TASK INSTRUCTIONS:
Search the entries for the word "大学城广东外语外贸大学" and pull out each line that has it.

begin ITEMS

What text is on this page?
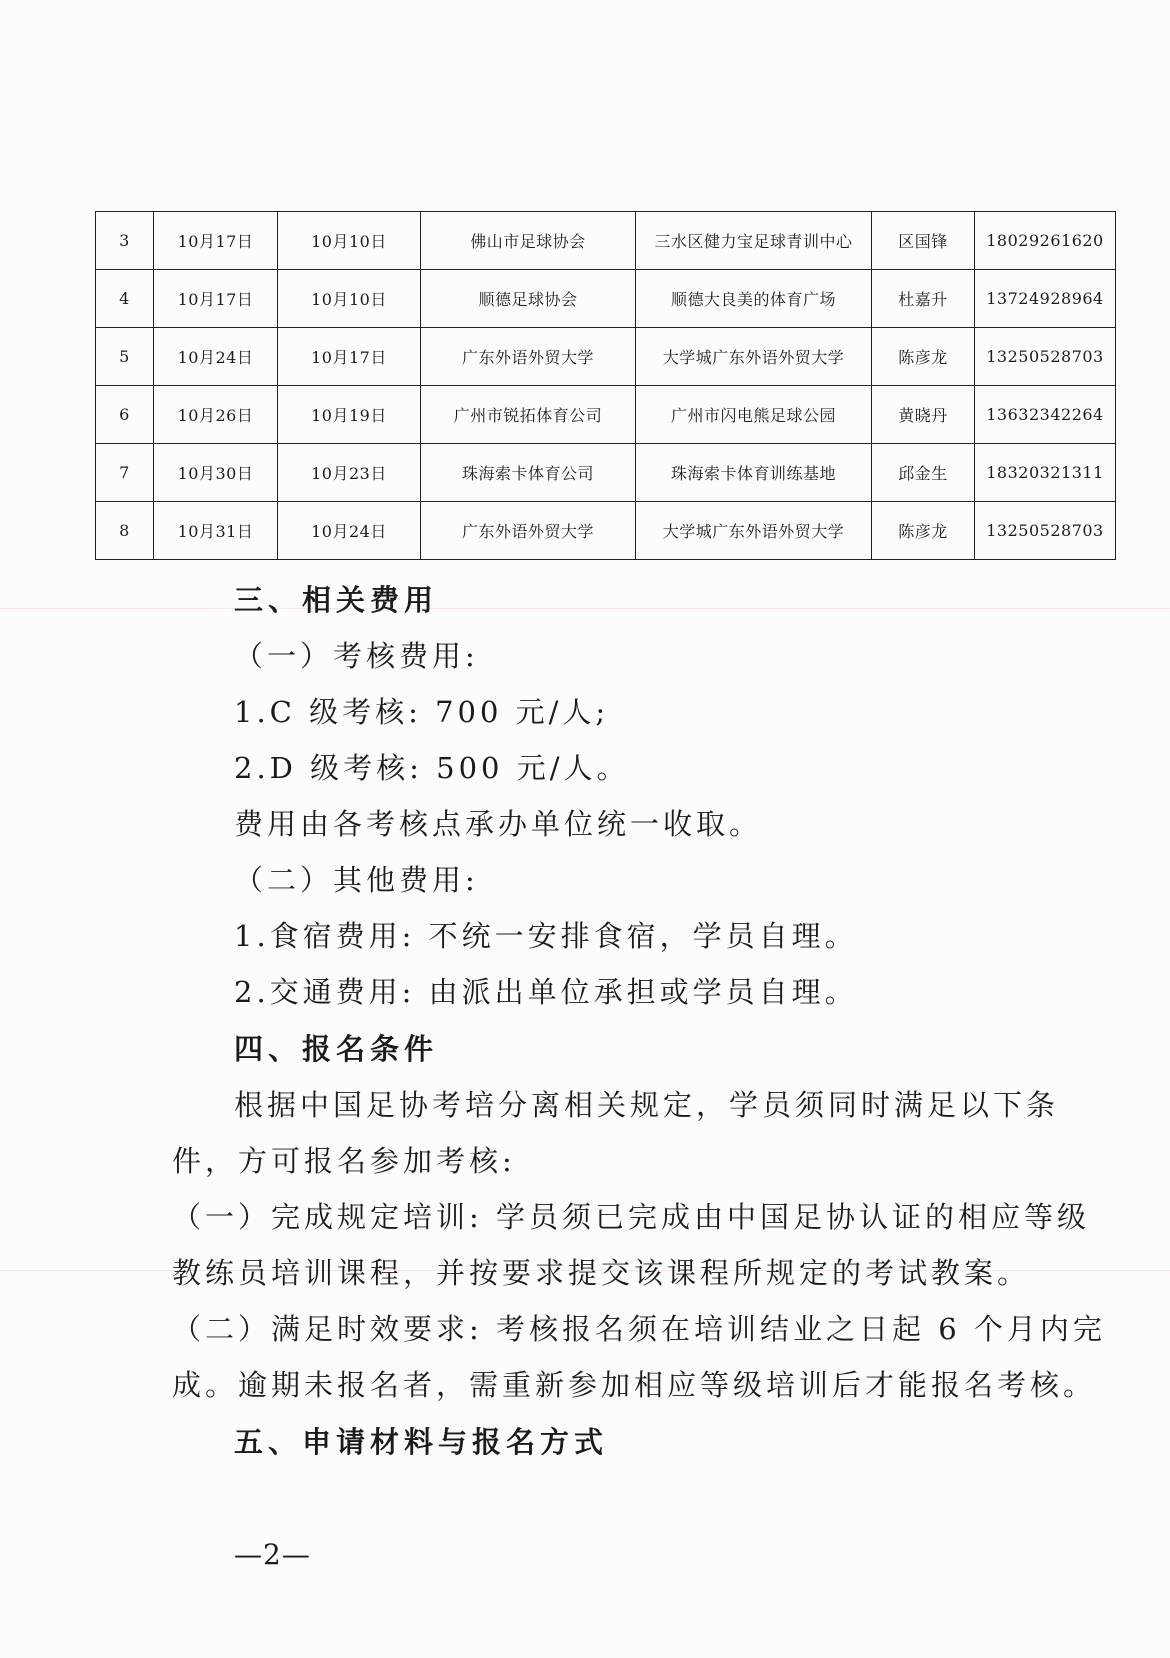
3	10月17日	10月10日	佛山市足球协会	三水区健力宝足球青训中心	区国锋	18029261620
4	10月17日	10月10日	顺德足球协会	顺德大良美的体育广场	杜嘉升	13724928964
5	10月24日	10月17日	广东外语外贸大学	大学城广东外语外贸大学	陈彦龙	13250528703
6	10月26日	10月19日	广州市锐拓体育公司	广州市闪电熊足球公园	黄晓丹	13632342264
7	10月30日	10月23日	珠海索卡体育公司	珠海索卡体育训练基地	邱金生	18320321311
8	10月31日	10月24日	广东外语外贸大学	大学城广东外语外贸大学	陈彦龙	13250528703
三、相关费用
（一）考核费用:
1.C 级考核: 700 元/人;
2.D 级考核: 500 元/人。
费用由各考核点承办单位统一收取。
（二）其他费用:
1.食宿费用: 不统一安排食宿，学员自理。
2.交通费用: 由派出单位承担或学员自理。
四、报名条件
根据中国足协考培分离相关规定，学员须同时满足以下条
件，方可报名参加考核:
（一）完成规定培训: 学员须已完成由中国足协认证的相应等级
教练员培训课程，并按要求提交该课程所规定的考试教案。
（二）满足时效要求: 考核报名须在培训结业之日起 6 个月内完
成。逾期未报名者，需重新参加相应等级培训后才能报名考核。
五、申请材料与报名方式
—2—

end ITEMS

ANSWER TO THE TASK:
5	10月24日	10月17日	广东外语外贸大学	大学城广东外语外贸大学	陈彦龙	13250528703
8	10月31日	10月24日	广东外语外贸大学	大学城广东外语外贸大学	陈彦龙	13250528703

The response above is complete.